» **Goal**
Every record below should be printed exactly as given.

» **Exercise inputs**
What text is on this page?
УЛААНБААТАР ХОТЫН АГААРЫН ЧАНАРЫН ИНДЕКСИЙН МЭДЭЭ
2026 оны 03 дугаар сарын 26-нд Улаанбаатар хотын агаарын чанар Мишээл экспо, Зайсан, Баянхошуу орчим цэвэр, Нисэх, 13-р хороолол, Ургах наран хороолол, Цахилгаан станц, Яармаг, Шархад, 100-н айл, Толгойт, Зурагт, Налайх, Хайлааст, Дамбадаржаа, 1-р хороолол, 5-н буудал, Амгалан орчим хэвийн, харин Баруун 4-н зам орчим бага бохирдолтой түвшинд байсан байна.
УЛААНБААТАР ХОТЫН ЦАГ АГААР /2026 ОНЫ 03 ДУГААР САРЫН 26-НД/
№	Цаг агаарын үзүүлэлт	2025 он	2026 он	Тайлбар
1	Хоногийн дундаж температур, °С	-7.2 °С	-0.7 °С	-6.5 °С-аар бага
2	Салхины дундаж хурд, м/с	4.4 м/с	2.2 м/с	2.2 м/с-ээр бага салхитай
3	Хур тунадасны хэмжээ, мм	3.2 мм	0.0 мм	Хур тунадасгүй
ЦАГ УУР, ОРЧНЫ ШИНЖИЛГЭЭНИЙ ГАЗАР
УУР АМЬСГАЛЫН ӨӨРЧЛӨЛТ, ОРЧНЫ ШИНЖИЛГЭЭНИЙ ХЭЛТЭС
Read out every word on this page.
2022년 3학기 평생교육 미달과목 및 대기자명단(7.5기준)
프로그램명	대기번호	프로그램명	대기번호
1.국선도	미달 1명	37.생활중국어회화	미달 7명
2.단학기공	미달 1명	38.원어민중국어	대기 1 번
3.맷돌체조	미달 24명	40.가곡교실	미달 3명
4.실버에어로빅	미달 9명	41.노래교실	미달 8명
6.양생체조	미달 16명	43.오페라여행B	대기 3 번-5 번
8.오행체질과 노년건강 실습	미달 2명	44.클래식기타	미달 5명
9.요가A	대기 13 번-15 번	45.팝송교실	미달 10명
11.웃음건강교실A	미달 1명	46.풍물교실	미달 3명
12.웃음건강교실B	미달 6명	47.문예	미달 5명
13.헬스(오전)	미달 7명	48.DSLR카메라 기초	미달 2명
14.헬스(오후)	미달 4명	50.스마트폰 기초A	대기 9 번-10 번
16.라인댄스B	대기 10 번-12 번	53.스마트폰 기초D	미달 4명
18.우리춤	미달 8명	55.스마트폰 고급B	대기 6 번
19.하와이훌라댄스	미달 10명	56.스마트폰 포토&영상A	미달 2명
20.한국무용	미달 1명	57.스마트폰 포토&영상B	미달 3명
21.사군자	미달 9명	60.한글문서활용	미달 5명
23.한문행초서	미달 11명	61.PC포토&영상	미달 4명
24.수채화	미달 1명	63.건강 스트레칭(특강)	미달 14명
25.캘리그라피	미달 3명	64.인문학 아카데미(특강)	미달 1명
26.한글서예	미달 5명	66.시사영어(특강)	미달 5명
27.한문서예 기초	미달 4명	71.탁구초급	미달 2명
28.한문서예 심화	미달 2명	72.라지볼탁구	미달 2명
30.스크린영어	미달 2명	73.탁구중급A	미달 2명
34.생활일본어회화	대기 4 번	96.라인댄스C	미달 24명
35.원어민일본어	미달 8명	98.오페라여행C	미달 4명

» **In response**
What text is on this page?
УЛААНБААТАР ХОТЫН АГААРЫН ЧАНАРЫН ИНДЕКСИЙН МЭДЭЭ
2026 оны 03 дугаар сарын 26-нд Улаанбаатар хотын агаарын чанар Мишээл экспо, Зайсан, Баянхошуу орчим цэвэр, Нисэх, 13-р хороолол, Ургах наран хороолол, Цахилгаан станц, Яармаг, Шархад, 100-н айл, Толгойт, Зурагт, Налайх, Хайлааст, Дамбадаржаа, 1-р хороолол, 5-н буудал, Амгалан орчим хэвийн, харин Баруун 4-н зам орчим бага бохирдолтой түвшинд байсан байна.
УЛААНБААТАР ХОТЫН ЦАГ АГААР /2026 ОНЫ 03 ДУГААР САРЫН 26-НД/
№	Цаг агаарын үзүүлэлт	2025 он	2026 он	Тайлбар
1	Хоногийн дундаж температур, °С	-7.2 °С	-0.7 °С	-6.5 °С-аар бага
2	Салхины дундаж хурд, м/с	4.4 м/с	2.2 м/с	2.2 м/с-ээр бага салхитай
3	Хур тунадасны хэмжээ, мм	3.2 мм	0.0 мм	Хур тунадасгүй
ЦАГ УУР, ОРЧНЫ ШИНЖИЛГЭЭНИЙ ГАЗАР
УУР АМЬСГАЛЫН ӨӨРЧЛӨЛТ, ОРЧНЫ ШИНЖИЛГЭЭНИЙ ХЭЛТЭС
Read out every word on this page.
2022년 3학기 평생교육 미달과목 및 대기자명단(7.5기준)
프로그램명	대기번호	프로그램명	대기번호
1.국선도	미달 1명	37.생활중국어회화	미달 7명
2.단학기공	미달 1명	38.원어민중국어	대기 1 번
3.맷돌체조	미달 24명	40.가곡교실	미달 3명
4.실버에어로빅	미달 9명	41.노래교실	미달 8명
6.양생체조	미달 16명	43.오페라여행B	대기 3 번-5 번
8.오행체질과 노년건강 실습	미달 2명	44.클래식기타	미달 5명
9.요가A	대기 13 번-15 번	45.팝송교실	미달 10명
11.웃음건강교실A	미달 1명	46.풍물교실	미달 3명
12.웃음건강교실B	미달 6명	47.문예	미달 5명
13.헬스(오전)	미달 7명	48.DSLR카메라 기초	미달 2명
14.헬스(오후)	미달 4명	50.스마트폰 기초A	대기 9 번-10 번
16.라인댄스B	대기 10 번-12 번	53.스마트폰 기초D	미달 4명
18.우리춤	미달 8명	55.스마트폰 고급B	대기 6 번
19.하와이훌라댄스	미달 10명	56.스마트폰 포토&영상A	미달 2명
20.한국무용	미달 1명	57.스마트폰 포토&영상B	미달 3명
21.사군자	미달 9명	60.한글문서활용	미달 5명
23.한문행초서	미달 11명	61.PC포토&영상	미달 4명
24.수채화	미달 1명	63.건강 스트레칭(특강)	미달 14명
25.캘리그라피	미달 3명	64.인문학 아카데미(특강)	미달 1명
26.한글서예	미달 5명	66.시사영어(특강)	미달 5명
27.한문서예 기초	미달 4명	71.탁구초급	미달 2명
28.한문서예 심화	미달 2명	72.라지볼탁구	미달 2명
30.스크린영어	미달 2명	73.탁구중급A	미달 2명
34.생활일본어회화	대기 4 번	96.라인댄스C	미달 24명
35.원어민일본어	미달 8명	98.오페라여행C	미달 4명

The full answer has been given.